§ Instruction
Review the material line by line. Identify and copy every line that contains the string "tariff".

Dataset records
────────
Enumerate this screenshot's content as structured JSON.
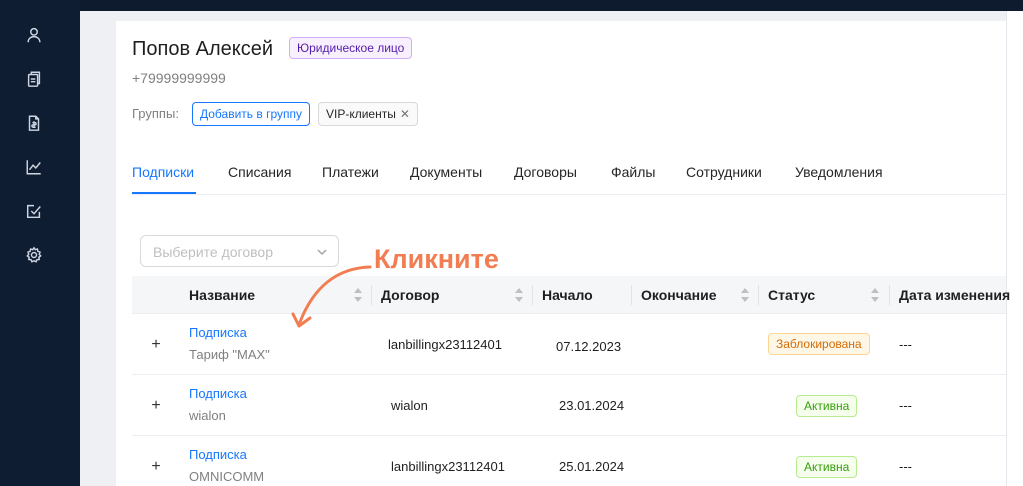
{
  "customer": {
    "name": "Попов Алексей",
    "type_badge": "Юридическое лицо",
    "phone": "+79999999999"
  },
  "groups": {
    "label": "Группы:",
    "add_button": "Добавить в группу",
    "tags": [
      "VIP-клиенты"
    ]
  },
  "tabs": [
    "Подписки",
    "Списания",
    "Платежи",
    "Документы",
    "Договоры",
    "Файлы",
    "Сотрудники",
    "Уведомления"
  ],
  "active_tab": "Подписки",
  "contract_select": {
    "placeholder": "Выберите договор"
  },
  "table": {
    "columns": [
      "Название",
      "Договор",
      "Начало",
      "Окончание",
      "Статус",
      "Дата изменения"
    ],
    "rows": [
      {
        "subscription": "Подписка",
        "tariff": "Тариф \"MAX\"",
        "contract": "lanbillingx23112401",
        "start": "07.12.2023",
        "status": "Заблокирована",
        "changed": "---"
      },
      {
        "subscription": "Подписка",
        "tariff": "wialon",
        "contract": "wialon",
        "start": "23.01.2024",
        "status": "Активна",
        "changed": "---"
      },
      {
        "subscription": "Подписка",
        "tariff": "OMNICOMM",
        "contract": "lanbillingx23112401",
        "start": "25.01.2024",
        "status": "Активна",
        "changed": "---"
      }
    ]
  },
  "annotation": {
    "text": "Кликните"
  },
  "icons": {
    "sidebar": [
      "user-icon",
      "documents-icon",
      "invoice-icon",
      "analytics-icon",
      "tasks-icon",
      "settings-icon"
    ],
    "expand": "plus-icon",
    "remove_tag": "close-icon"
  },
  "colors": {
    "sidebar": "#0f1d33",
    "accent": "#1677ff",
    "annotation": "#f27d52",
    "status_blocked": "#d46b08",
    "status_active": "#389e0d"
  }
}
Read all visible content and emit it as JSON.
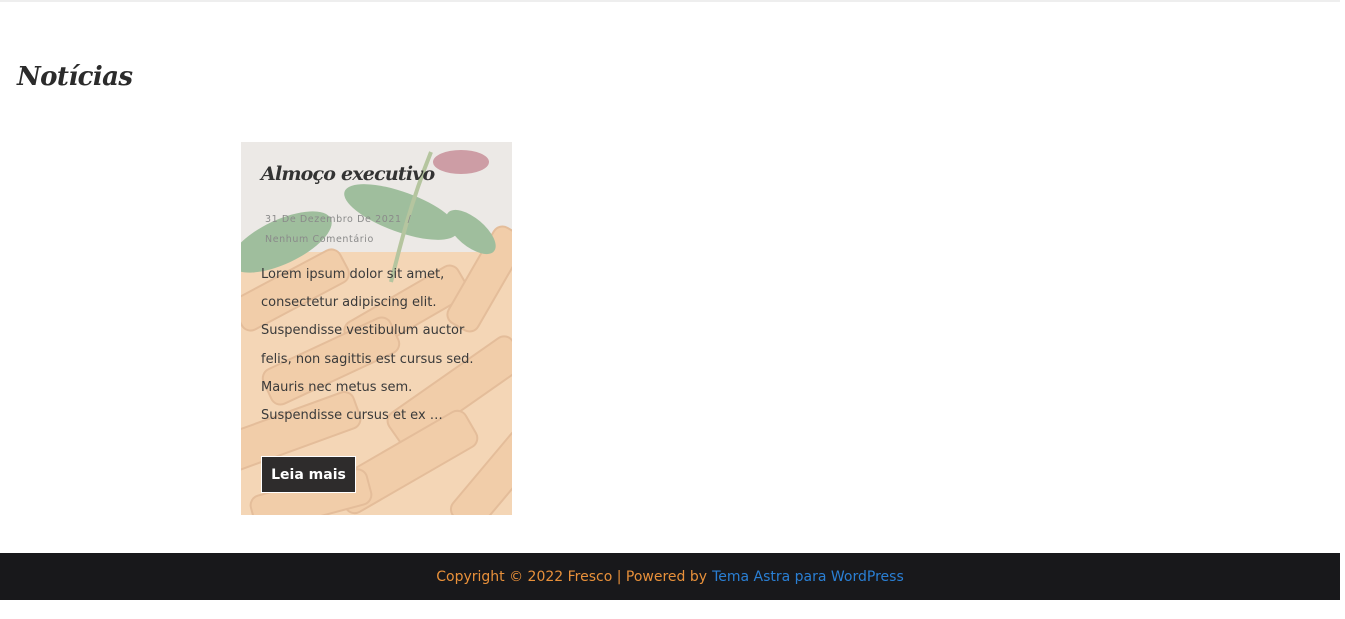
{
  "page": {
    "heading": "Notícias"
  },
  "post": {
    "title": "Almoço executivo",
    "date": "31 De Dezembro De 2021",
    "separator": "/",
    "comments": "Nenhum Comentário",
    "excerpt": "Lorem ipsum dolor sit amet, consectetur adipiscing elit. Suspendisse vestibulum auctor felis, non sagittis est cursus sed. Mauris nec metus sem. Suspendisse cursus et ex …",
    "read_more_label": "Leia mais",
    "background_image": "pasta-penne-image"
  },
  "footer": {
    "copyright": "Copyright © 2022 Fresco | Powered by",
    "theme_link": "Tema Astra para WordPress"
  },
  "colors": {
    "footer_background": "#18181b",
    "footer_text": "#e8903a",
    "footer_link": "#2a7fd4",
    "button_background": "#2e2c2c"
  }
}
────────
§ Solution
        "tariff": "Тариф \"MAX\"",
        "tariff": "wialon",
        "tariff": "OMNICOMM",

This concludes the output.